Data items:
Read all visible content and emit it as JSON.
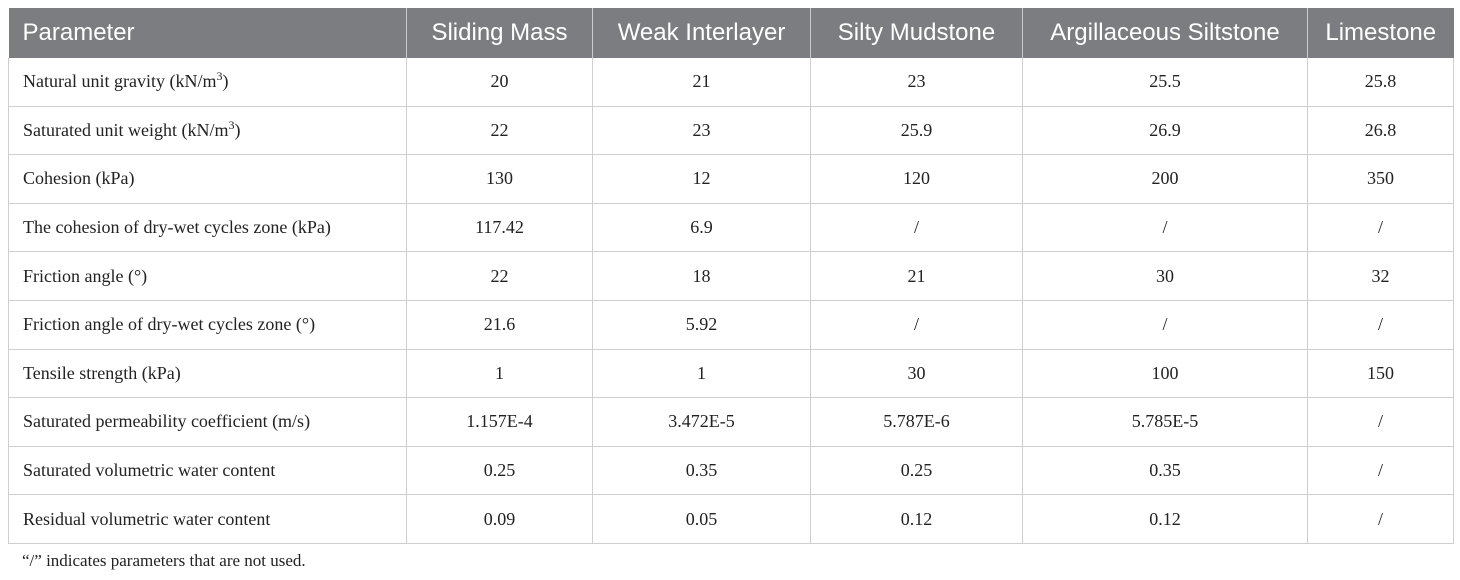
{
  "table": {
    "headers": [
      "Parameter",
      "Sliding Mass",
      "Weak Interlayer",
      "Silty Mudstone",
      "Argillaceous Siltstone",
      "Limestone"
    ],
    "rows": [
      {
        "label": "Natural unit gravity (kN/m",
        "sup": "3",
        "suffix": ")",
        "values": [
          "20",
          "21",
          "23",
          "25.5",
          "25.8"
        ]
      },
      {
        "label": "Saturated unit weight (kN/m",
        "sup": "3",
        "suffix": ")",
        "values": [
          "22",
          "23",
          "25.9",
          "26.9",
          "26.8"
        ]
      },
      {
        "label": "Cohesion (kPa)",
        "values": [
          "130",
          "12",
          "120",
          "200",
          "350"
        ]
      },
      {
        "label": "The cohesion of dry-wet cycles zone (kPa)",
        "values": [
          "117.42",
          "6.9",
          "/",
          "/",
          "/"
        ]
      },
      {
        "label": "Friction angle (°)",
        "values": [
          "22",
          "18",
          "21",
          "30",
          "32"
        ]
      },
      {
        "label": "Friction angle of dry-wet cycles zone (°)",
        "values": [
          "21.6",
          "5.92",
          "/",
          "/",
          "/"
        ]
      },
      {
        "label": "Tensile strength (kPa)",
        "values": [
          "1",
          "1",
          "30",
          "100",
          "150"
        ]
      },
      {
        "label": "Saturated permeability coefficient (m/s)",
        "values": [
          "1.157E-4",
          "3.472E-5",
          "5.787E-6",
          "5.785E-5",
          "/"
        ]
      },
      {
        "label": "Saturated volumetric water content",
        "values": [
          "0.25",
          "0.35",
          "0.25",
          "0.35",
          "/"
        ]
      },
      {
        "label": "Residual volumetric water content",
        "values": [
          "0.09",
          "0.05",
          "0.12",
          "0.12",
          "/"
        ]
      }
    ]
  },
  "footnote": "“/” indicates parameters that are not used."
}
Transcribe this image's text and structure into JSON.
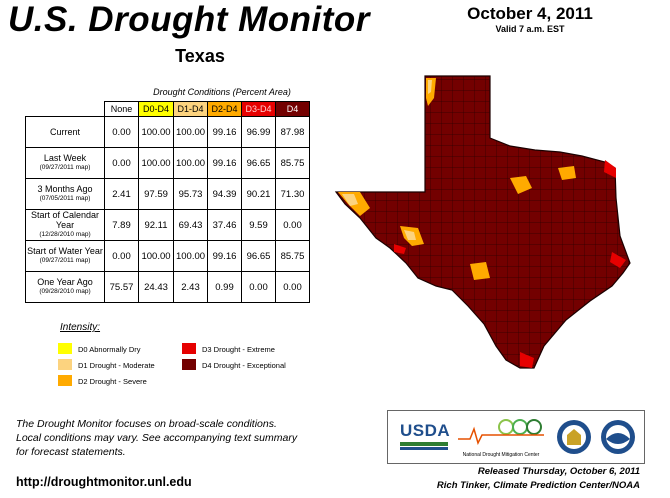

» OBJECTIVE
Gather each line from the entries above that includes the word "Saturated".

» PROBLEM SOLUTION
        "label": "Saturated unit weight (kN/m",
        "label": "Saturated permeability coefficient (m/s)",
        "label": "Saturated volumetric water content",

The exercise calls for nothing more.